* SUPPLIED RECORDS

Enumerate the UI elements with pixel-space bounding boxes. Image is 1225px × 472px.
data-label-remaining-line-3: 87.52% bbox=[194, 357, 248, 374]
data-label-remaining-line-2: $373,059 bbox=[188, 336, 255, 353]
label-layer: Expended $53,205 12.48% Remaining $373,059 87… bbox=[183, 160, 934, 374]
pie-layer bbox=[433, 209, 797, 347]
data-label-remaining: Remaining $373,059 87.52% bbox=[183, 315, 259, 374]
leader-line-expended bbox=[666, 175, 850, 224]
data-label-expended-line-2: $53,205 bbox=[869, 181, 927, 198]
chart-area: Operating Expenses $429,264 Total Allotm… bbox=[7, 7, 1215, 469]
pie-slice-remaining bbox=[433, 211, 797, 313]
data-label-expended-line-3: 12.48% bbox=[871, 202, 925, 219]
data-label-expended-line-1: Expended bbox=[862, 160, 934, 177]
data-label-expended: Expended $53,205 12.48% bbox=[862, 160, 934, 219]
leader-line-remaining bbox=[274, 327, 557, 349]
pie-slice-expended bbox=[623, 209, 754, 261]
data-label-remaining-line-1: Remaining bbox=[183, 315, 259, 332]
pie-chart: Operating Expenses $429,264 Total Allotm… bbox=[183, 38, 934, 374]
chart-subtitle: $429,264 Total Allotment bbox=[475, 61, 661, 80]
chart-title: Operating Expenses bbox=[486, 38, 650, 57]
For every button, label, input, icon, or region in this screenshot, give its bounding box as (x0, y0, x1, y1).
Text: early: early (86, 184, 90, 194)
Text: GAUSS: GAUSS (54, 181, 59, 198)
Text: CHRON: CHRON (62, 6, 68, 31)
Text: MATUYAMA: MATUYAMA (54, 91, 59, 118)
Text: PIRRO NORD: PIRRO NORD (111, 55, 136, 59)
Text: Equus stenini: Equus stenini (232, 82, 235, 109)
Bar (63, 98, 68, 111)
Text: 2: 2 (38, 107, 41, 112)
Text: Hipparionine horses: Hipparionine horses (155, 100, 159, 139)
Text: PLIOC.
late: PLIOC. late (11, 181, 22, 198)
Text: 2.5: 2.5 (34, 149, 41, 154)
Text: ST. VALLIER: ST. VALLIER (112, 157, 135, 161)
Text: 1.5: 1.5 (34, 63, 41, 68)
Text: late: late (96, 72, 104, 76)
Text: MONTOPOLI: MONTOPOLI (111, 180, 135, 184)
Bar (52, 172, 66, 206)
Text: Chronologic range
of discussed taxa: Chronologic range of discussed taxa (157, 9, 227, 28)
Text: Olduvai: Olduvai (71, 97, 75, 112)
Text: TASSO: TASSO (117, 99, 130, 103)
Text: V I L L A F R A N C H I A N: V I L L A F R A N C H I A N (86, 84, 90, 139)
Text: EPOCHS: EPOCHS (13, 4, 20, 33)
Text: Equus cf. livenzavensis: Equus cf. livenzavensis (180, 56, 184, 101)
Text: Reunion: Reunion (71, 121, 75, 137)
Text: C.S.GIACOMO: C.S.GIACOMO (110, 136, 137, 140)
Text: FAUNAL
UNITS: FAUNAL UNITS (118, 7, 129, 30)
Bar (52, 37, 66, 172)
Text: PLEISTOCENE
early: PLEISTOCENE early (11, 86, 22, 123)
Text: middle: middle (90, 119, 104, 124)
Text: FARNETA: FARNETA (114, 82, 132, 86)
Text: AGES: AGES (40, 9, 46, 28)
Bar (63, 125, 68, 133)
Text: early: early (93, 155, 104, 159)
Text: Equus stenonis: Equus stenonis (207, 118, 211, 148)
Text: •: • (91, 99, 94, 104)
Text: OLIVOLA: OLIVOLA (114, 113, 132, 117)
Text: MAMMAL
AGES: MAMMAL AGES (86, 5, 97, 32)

* TO DO
Pull every line from the entries above and reproduce each one character for character, in its original order.

* RESULT OF THIS EXERCISE
Enumerate the UI elements with pixel-space bounding boxes. Image is 1225px × 472px.
data-label-remaining-line-3: 87.52% bbox=[194, 357, 248, 374]
data-label-remaining-line-2: $373,059 bbox=[188, 336, 255, 353]
label-layer: Expended $53,205 12.48% Remaining $373,059 87… bbox=[183, 160, 934, 374]
pie-layer bbox=[433, 209, 797, 347]
data-label-remaining: Remaining $373,059 87.52% bbox=[183, 315, 259, 374]
leader-line-expended bbox=[666, 175, 850, 224]
data-label-expended-line-2: $53,205 bbox=[869, 181, 927, 198]
chart-area: Operating Expenses $429,264 Total Allotm… bbox=[7, 7, 1215, 469]
pie-slice-remaining bbox=[433, 211, 797, 313]
data-label-expended-line-3: 12.48% bbox=[871, 202, 925, 219]
data-label-expended-line-1: Expended bbox=[862, 160, 934, 177]
data-label-expended: Expended $53,205 12.48% bbox=[862, 160, 934, 219]
leader-line-remaining bbox=[274, 327, 557, 349]
pie-slice-expended bbox=[623, 209, 754, 261]
data-label-remaining-line-1: Remaining bbox=[183, 315, 259, 332]
pie-chart: Operating Expenses $429,264 Total Allotm… bbox=[183, 38, 934, 374]
chart-subtitle: $429,264 Total Allotment bbox=[475, 61, 661, 80]
chart-title: Operating Expenses bbox=[486, 38, 650, 57]
For every button, label, input, icon, or region in this screenshot, give its bounding box as (x0, y0, x1, y1).
Text: early: early (86, 184, 90, 194)
Text: GAUSS: GAUSS (54, 181, 59, 198)
Text: CHRON: CHRON (62, 6, 68, 31)
Text: MATUYAMA: MATUYAMA (54, 91, 59, 118)
Text: PIRRO NORD: PIRRO NORD (111, 55, 136, 59)
Text: Equus stenini: Equus stenini (232, 82, 235, 109)
Bar (63, 98, 68, 111)
Text: 2: 2 (38, 107, 41, 112)
Text: Hipparionine horses: Hipparionine horses (155, 100, 159, 139)
Text: PLIOC.
late: PLIOC. late (11, 181, 22, 198)
Text: 2.5: 2.5 (34, 149, 41, 154)
Text: ST. VALLIER: ST. VALLIER (112, 157, 135, 161)
Text: 1.5: 1.5 (34, 63, 41, 68)
Text: late: late (96, 72, 104, 76)
Text: MONTOPOLI: MONTOPOLI (111, 180, 135, 184)
Bar (52, 172, 66, 206)
Text: Chronologic range
of discussed taxa: Chronologic range of discussed taxa (157, 9, 227, 28)
Text: Olduvai: Olduvai (71, 97, 75, 112)
Text: TASSO: TASSO (117, 99, 130, 103)
Text: V I L L A F R A N C H I A N: V I L L A F R A N C H I A N (86, 84, 90, 139)
Text: EPOCHS: EPOCHS (13, 4, 20, 33)
Text: Equus cf. livenzavensis: Equus cf. livenzavensis (180, 56, 184, 101)
Text: Reunion: Reunion (71, 121, 75, 137)
Text: C.S.GIACOMO: C.S.GIACOMO (110, 136, 137, 140)
Text: FAUNAL
UNITS: FAUNAL UNITS (118, 7, 129, 30)
Bar (52, 37, 66, 172)
Text: PLEISTOCENE
early: PLEISTOCENE early (11, 86, 22, 123)
Text: middle: middle (90, 119, 104, 124)
Text: FARNETA: FARNETA (114, 82, 132, 86)
Text: AGES: AGES (40, 9, 46, 28)
Bar (63, 125, 68, 133)
Text: early: early (93, 155, 104, 159)
Text: Equus stenonis: Equus stenonis (207, 118, 211, 148)
Text: •: • (91, 99, 94, 104)
Text: OLIVOLA: OLIVOLA (114, 113, 132, 117)
Text: MAMMAL
AGES: MAMMAL AGES (86, 5, 97, 32)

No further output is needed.